Go through the records underneath and write each one out again exactly.

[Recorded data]
____

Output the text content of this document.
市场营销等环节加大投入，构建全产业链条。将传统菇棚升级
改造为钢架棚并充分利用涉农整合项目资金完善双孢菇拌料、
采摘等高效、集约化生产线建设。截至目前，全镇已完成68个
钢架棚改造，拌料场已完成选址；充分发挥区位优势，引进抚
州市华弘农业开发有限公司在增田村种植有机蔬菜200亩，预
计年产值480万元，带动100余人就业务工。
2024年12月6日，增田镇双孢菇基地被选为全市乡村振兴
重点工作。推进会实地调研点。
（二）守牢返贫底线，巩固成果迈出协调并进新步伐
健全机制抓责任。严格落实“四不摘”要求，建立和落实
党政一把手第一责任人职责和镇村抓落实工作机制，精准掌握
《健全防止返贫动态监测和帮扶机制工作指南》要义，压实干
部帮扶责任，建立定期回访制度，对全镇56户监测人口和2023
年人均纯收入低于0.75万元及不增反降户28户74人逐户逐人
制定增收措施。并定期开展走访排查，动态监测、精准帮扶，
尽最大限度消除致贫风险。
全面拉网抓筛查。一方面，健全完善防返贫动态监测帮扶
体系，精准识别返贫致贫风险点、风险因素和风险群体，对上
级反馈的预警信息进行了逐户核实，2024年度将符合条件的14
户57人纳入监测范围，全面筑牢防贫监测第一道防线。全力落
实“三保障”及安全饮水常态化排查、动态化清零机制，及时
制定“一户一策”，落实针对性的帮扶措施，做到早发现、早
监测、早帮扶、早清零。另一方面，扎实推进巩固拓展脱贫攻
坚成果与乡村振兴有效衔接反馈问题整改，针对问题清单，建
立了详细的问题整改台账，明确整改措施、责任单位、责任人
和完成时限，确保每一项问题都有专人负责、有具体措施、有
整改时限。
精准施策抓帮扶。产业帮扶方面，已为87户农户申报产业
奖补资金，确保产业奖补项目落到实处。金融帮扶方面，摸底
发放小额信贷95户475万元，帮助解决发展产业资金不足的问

____

## Finished task:
Output the text content of this document.
市场营销等环节加大投入，构建全产业链条。将传统菇棚升级
改造为钢架棚并充分利用涉农整合项目资金完善双孢菇拌料、
采摘等高效、集约化生产线建设。截至目前，全镇已完成68个
钢架棚改造，拌料场已完成选址；充分发挥区位优势，引进抚
州市华弘农业开发有限公司在增田村种植有机蔬菜200亩，预
计年产值480万元，带动100余人就业务工。
2024年12月6日，增田镇双孢菇基地被选为全市乡村振兴
重点工作。推进会实地调研点。
（二）守牢返贫底线，巩固成果迈出协调并进新步伐
健全机制抓责任。严格落实“四不摘”要求，建立和落实
党政一把手第一责任人职责和镇村抓落实工作机制，精准掌握
《健全防止返贫动态监测和帮扶机制工作指南》要义，压实干
部帮扶责任，建立定期回访制度，对全镇56户监测人口和2023
年人均纯收入低于0.75万元及不增反降户28户74人逐户逐人
制定增收措施。并定期开展走访排查，动态监测、精准帮扶，
尽最大限度消除致贫风险。
全面拉网抓筛查。一方面，健全完善防返贫动态监测帮扶
体系，精准识别返贫致贫风险点、风险因素和风险群体，对上
级反馈的预警信息进行了逐户核实，2024年度将符合条件的14
户57人纳入监测范围，全面筑牢防贫监测第一道防线。全力落
实“三保障”及安全饮水常态化排查、动态化清零机制，及时
制定“一户一策”，落实针对性的帮扶措施，做到早发现、早
监测、早帮扶、早清零。另一方面，扎实推进巩固拓展脱贫攻
坚成果与乡村振兴有效衔接反馈问题整改，针对问题清单，建
立了详细的问题整改台账，明确整改措施、责任单位、责任人
和完成时限，确保每一项问题都有专人负责、有具体措施、有
整改时限。
精准施策抓帮扶。产业帮扶方面，已为87户农户申报产业
奖补资金，确保产业奖补项目落到实处。金融帮扶方面，摸底
发放小额信贷95户475万元，帮助解决发展产业资金不足的问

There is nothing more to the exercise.